--- START Input for this task ---

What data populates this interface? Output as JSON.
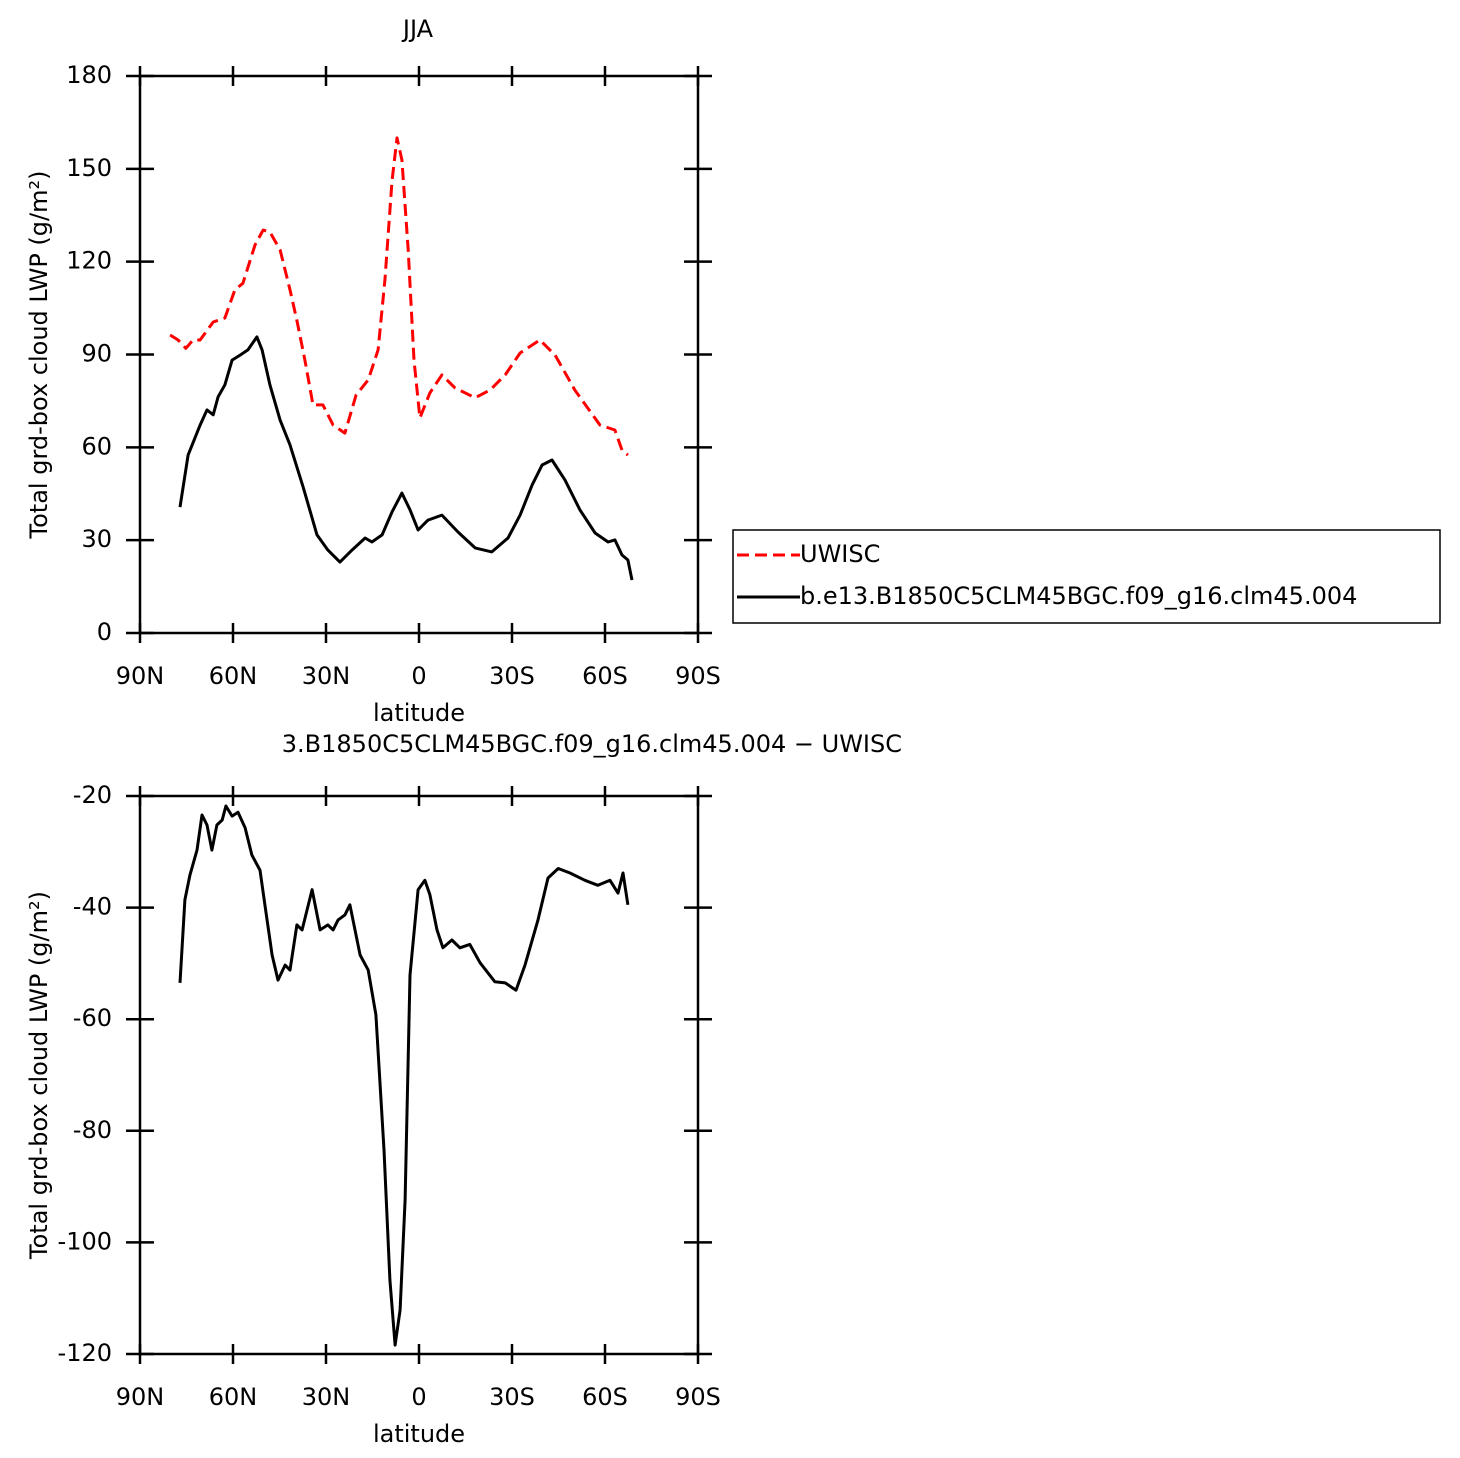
{
  "chart_data": [
    {
      "type": "line",
      "title": "JJA",
      "xlabel": "latitude",
      "ylabel": "Total grd-box cloud LWP (g/m²)",
      "xlim": [
        90,
        -90
      ],
      "ylim": [
        0,
        180
      ],
      "xticks": [
        {
          "value": 90,
          "label": "90N"
        },
        {
          "value": 60,
          "label": "60N"
        },
        {
          "value": 30,
          "label": "30N"
        },
        0,
        {
          "value": -30,
          "label": "30S"
        },
        {
          "value": -60,
          "label": "60S"
        },
        {
          "value": -90,
          "label": "90S"
        }
      ],
      "yticks": [
        0,
        30,
        60,
        90,
        120,
        150,
        180
      ],
      "legend": "right",
      "series": [
        {
          "name": "UWISC",
          "color": "#ff0000",
          "dashed": true,
          "x": [
            80.3,
            77.7,
            75.2,
            72.9,
            70.6,
            66.4,
            62.6,
            59.4,
            56.8,
            52.9,
            50.3,
            48.1,
            44.8,
            41.6,
            39.4,
            36.8,
            34.2,
            31,
            27.7,
            23.9,
            20.3,
            16.4,
            13.2,
            11,
            8.7,
            7.1,
            5.5,
            3.5,
            1.6,
            -0.3,
            -3.5,
            -7.4,
            -11.6,
            -18.1,
            -22.9,
            -27.8,
            -32.6,
            -39,
            -43.9,
            -50.3,
            -58.4,
            -63.2,
            -65.5,
            -67.4
          ],
          "values": [
            96.3,
            94.7,
            92,
            94.7,
            94.7,
            100.5,
            101.8,
            110.9,
            113,
            125.4,
            130.2,
            129.6,
            123.8,
            110.9,
            101,
            88.2,
            73.7,
            73.7,
            67.2,
            64.6,
            76.9,
            81.8,
            91.5,
            114,
            146,
            160,
            152.9,
            123.8,
            88.2,
            69.5,
            77.6,
            83.4,
            79.2,
            76,
            78.5,
            83.4,
            90.5,
            94.7,
            89.8,
            78.5,
            67.2,
            65.6,
            59.1,
            57.5
          ]
        },
        {
          "name": "b.e13.B1850C5CLM45BGC.f09_g16.clm45.004",
          "color": "#000000",
          "dashed": false,
          "x": [
            77.1,
            74.5,
            70.6,
            68.4,
            66.4,
            64.8,
            62.6,
            60.3,
            57.7,
            55.2,
            52.3,
            50.6,
            48.1,
            44.8,
            41.6,
            37.4,
            32.9,
            29.4,
            25.5,
            21.6,
            17.4,
            15.2,
            11.9,
            8.7,
            5.5,
            2.9,
            0.3,
            -2.9,
            -7.4,
            -12.6,
            -18.1,
            -23.5,
            -28.7,
            -32.6,
            -36.5,
            -39.7,
            -42.9,
            -47.1,
            -51.9,
            -56.8,
            -61,
            -63.2,
            -65.5,
            -67.4,
            -68.7
          ],
          "values": [
            40.7,
            57.5,
            67.2,
            72.1,
            70.5,
            76.3,
            80.2,
            88.2,
            89.8,
            91.5,
            95.7,
            91.5,
            80.2,
            68.8,
            60.8,
            47.2,
            31.7,
            26.8,
            22.9,
            26.8,
            30.7,
            29.4,
            31.7,
            39.1,
            45.2,
            39.8,
            33.3,
            36.5,
            38.1,
            32.6,
            27.5,
            26.2,
            30.7,
            38.1,
            47.8,
            54.3,
            55.9,
            49.4,
            39.8,
            32.3,
            29.4,
            30.1,
            25.2,
            23.6,
            17.1
          ]
        }
      ]
    },
    {
      "type": "line",
      "title": "3.B1850C5CLM45BGC.f09_g16.clm45.004 − UWISC",
      "xlabel": "latitude",
      "ylabel": "Total grd-box cloud LWP (g/m²)",
      "xlim": [
        90,
        -90
      ],
      "ylim": [
        -120,
        -20
      ],
      "xticks": [
        {
          "value": 90,
          "label": "90N"
        },
        {
          "value": 60,
          "label": "60N"
        },
        {
          "value": 30,
          "label": "30N"
        },
        0,
        {
          "value": -30,
          "label": "30S"
        },
        {
          "value": -60,
          "label": "60S"
        },
        {
          "value": -90,
          "label": "90S"
        }
      ],
      "yticks": [
        -120,
        -100,
        -80,
        -60,
        -40,
        -20
      ],
      "series": [
        {
          "color": "#000000",
          "dashed": false,
          "x": [
            77.1,
            75.5,
            73.9,
            71.6,
            70,
            68.4,
            66.8,
            65.2,
            63.5,
            62.3,
            60.3,
            58.4,
            56.1,
            53.9,
            51.3,
            49.7,
            47.4,
            45.5,
            43.2,
            41.6,
            39.4,
            37.7,
            34.5,
            31.9,
            29.4,
            27.7,
            26.1,
            23.9,
            22.3,
            19,
            16.4,
            13.9,
            11.3,
            9.4,
            7.7,
            6.1,
            4.5,
            2.9,
            0.3,
            -1.9,
            -3.5,
            -5.8,
            -7.7,
            -10.6,
            -13.2,
            -16.4,
            -19.7,
            -24.5,
            -27.8,
            -31.3,
            -34.2,
            -38.4,
            -41.6,
            -44.9,
            -48.7,
            -53.5,
            -57.7,
            -61.6,
            -64.2,
            -65.8,
            -67.4
          ],
          "values": [
            -53.5,
            -38.6,
            -34.2,
            -29.7,
            -23.4,
            -25.2,
            -29.7,
            -25.2,
            -24.3,
            -21.8,
            -23.6,
            -22.9,
            -25.7,
            -30.6,
            -33.3,
            -39.5,
            -48.5,
            -53,
            -50.3,
            -51.2,
            -43.1,
            -44,
            -36.8,
            -44,
            -43.1,
            -44,
            -42.2,
            -41.3,
            -39.5,
            -48.5,
            -51.2,
            -59.2,
            -83.4,
            -106.7,
            -118.4,
            -112.1,
            -92.4,
            -52.1,
            -36.8,
            -35.1,
            -37.7,
            -44,
            -47.2,
            -45.8,
            -47.2,
            -46.6,
            -49.9,
            -53.3,
            -53.5,
            -54.8,
            -50.3,
            -42.2,
            -34.7,
            -33,
            -33.8,
            -35.1,
            -36,
            -35.1,
            -37.4,
            -33.8,
            -39.5
          ]
        }
      ]
    }
  ]
}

--- END Input for this task ---

- _Given exercise_
Transcribe the preceding listing in its entirety and with exact wording, leaving out pictures.

- _Written reply_
What data populates this interface? Output as JSON.
{
  "chart_data": [
    {
      "type": "line",
      "title": "JJA",
      "xlabel": "latitude",
      "ylabel": "Total grd-box cloud LWP (g/m²)",
      "xlim": [
        90,
        -90
      ],
      "ylim": [
        0,
        180
      ],
      "xticks": [
        {
          "value": 90,
          "label": "90N"
        },
        {
          "value": 60,
          "label": "60N"
        },
        {
          "value": 30,
          "label": "30N"
        },
        0,
        {
          "value": -30,
          "label": "30S"
        },
        {
          "value": -60,
          "label": "60S"
        },
        {
          "value": -90,
          "label": "90S"
        }
      ],
      "yticks": [
        0,
        30,
        60,
        90,
        120,
        150,
        180
      ],
      "legend": "right",
      "series": [
        {
          "name": "UWISC",
          "color": "#ff0000",
          "dashed": true,
          "x": [
            80.3,
            77.7,
            75.2,
            72.9,
            70.6,
            66.4,
            62.6,
            59.4,
            56.8,
            52.9,
            50.3,
            48.1,
            44.8,
            41.6,
            39.4,
            36.8,
            34.2,
            31,
            27.7,
            23.9,
            20.3,
            16.4,
            13.2,
            11,
            8.7,
            7.1,
            5.5,
            3.5,
            1.6,
            -0.3,
            -3.5,
            -7.4,
            -11.6,
            -18.1,
            -22.9,
            -27.8,
            -32.6,
            -39,
            -43.9,
            -50.3,
            -58.4,
            -63.2,
            -65.5,
            -67.4
          ],
          "values": [
            96.3,
            94.7,
            92,
            94.7,
            94.7,
            100.5,
            101.8,
            110.9,
            113,
            125.4,
            130.2,
            129.6,
            123.8,
            110.9,
            101,
            88.2,
            73.7,
            73.7,
            67.2,
            64.6,
            76.9,
            81.8,
            91.5,
            114,
            146,
            160,
            152.9,
            123.8,
            88.2,
            69.5,
            77.6,
            83.4,
            79.2,
            76,
            78.5,
            83.4,
            90.5,
            94.7,
            89.8,
            78.5,
            67.2,
            65.6,
            59.1,
            57.5
          ]
        },
        {
          "name": "b.e13.B1850C5CLM45BGC.f09_g16.clm45.004",
          "color": "#000000",
          "dashed": false,
          "x": [
            77.1,
            74.5,
            70.6,
            68.4,
            66.4,
            64.8,
            62.6,
            60.3,
            57.7,
            55.2,
            52.3,
            50.6,
            48.1,
            44.8,
            41.6,
            37.4,
            32.9,
            29.4,
            25.5,
            21.6,
            17.4,
            15.2,
            11.9,
            8.7,
            5.5,
            2.9,
            0.3,
            -2.9,
            -7.4,
            -12.6,
            -18.1,
            -23.5,
            -28.7,
            -32.6,
            -36.5,
            -39.7,
            -42.9,
            -47.1,
            -51.9,
            -56.8,
            -61,
            -63.2,
            -65.5,
            -67.4,
            -68.7
          ],
          "values": [
            40.7,
            57.5,
            67.2,
            72.1,
            70.5,
            76.3,
            80.2,
            88.2,
            89.8,
            91.5,
            95.7,
            91.5,
            80.2,
            68.8,
            60.8,
            47.2,
            31.7,
            26.8,
            22.9,
            26.8,
            30.7,
            29.4,
            31.7,
            39.1,
            45.2,
            39.8,
            33.3,
            36.5,
            38.1,
            32.6,
            27.5,
            26.2,
            30.7,
            38.1,
            47.8,
            54.3,
            55.9,
            49.4,
            39.8,
            32.3,
            29.4,
            30.1,
            25.2,
            23.6,
            17.1
          ]
        }
      ]
    },
    {
      "type": "line",
      "title": "3.B1850C5CLM45BGC.f09_g16.clm45.004 − UWISC",
      "xlabel": "latitude",
      "ylabel": "Total grd-box cloud LWP (g/m²)",
      "xlim": [
        90,
        -90
      ],
      "ylim": [
        -120,
        -20
      ],
      "xticks": [
        {
          "value": 90,
          "label": "90N"
        },
        {
          "value": 60,
          "label": "60N"
        },
        {
          "value": 30,
          "label": "30N"
        },
        0,
        {
          "value": -30,
          "label": "30S"
        },
        {
          "value": -60,
          "label": "60S"
        },
        {
          "value": -90,
          "label": "90S"
        }
      ],
      "yticks": [
        -120,
        -100,
        -80,
        -60,
        -40,
        -20
      ],
      "series": [
        {
          "color": "#000000",
          "dashed": false,
          "x": [
            77.1,
            75.5,
            73.9,
            71.6,
            70,
            68.4,
            66.8,
            65.2,
            63.5,
            62.3,
            60.3,
            58.4,
            56.1,
            53.9,
            51.3,
            49.7,
            47.4,
            45.5,
            43.2,
            41.6,
            39.4,
            37.7,
            34.5,
            31.9,
            29.4,
            27.7,
            26.1,
            23.9,
            22.3,
            19,
            16.4,
            13.9,
            11.3,
            9.4,
            7.7,
            6.1,
            4.5,
            2.9,
            0.3,
            -1.9,
            -3.5,
            -5.8,
            -7.7,
            -10.6,
            -13.2,
            -16.4,
            -19.7,
            -24.5,
            -27.8,
            -31.3,
            -34.2,
            -38.4,
            -41.6,
            -44.9,
            -48.7,
            -53.5,
            -57.7,
            -61.6,
            -64.2,
            -65.8,
            -67.4
          ],
          "values": [
            -53.5,
            -38.6,
            -34.2,
            -29.7,
            -23.4,
            -25.2,
            -29.7,
            -25.2,
            -24.3,
            -21.8,
            -23.6,
            -22.9,
            -25.7,
            -30.6,
            -33.3,
            -39.5,
            -48.5,
            -53,
            -50.3,
            -51.2,
            -43.1,
            -44,
            -36.8,
            -44,
            -43.1,
            -44,
            -42.2,
            -41.3,
            -39.5,
            -48.5,
            -51.2,
            -59.2,
            -83.4,
            -106.7,
            -118.4,
            -112.1,
            -92.4,
            -52.1,
            -36.8,
            -35.1,
            -37.7,
            -44,
            -47.2,
            -45.8,
            -47.2,
            -46.6,
            -49.9,
            -53.3,
            -53.5,
            -54.8,
            -50.3,
            -42.2,
            -34.7,
            -33,
            -33.8,
            -35.1,
            -36,
            -35.1,
            -37.4,
            -33.8,
            -39.5
          ]
        }
      ]
    }
  ]
}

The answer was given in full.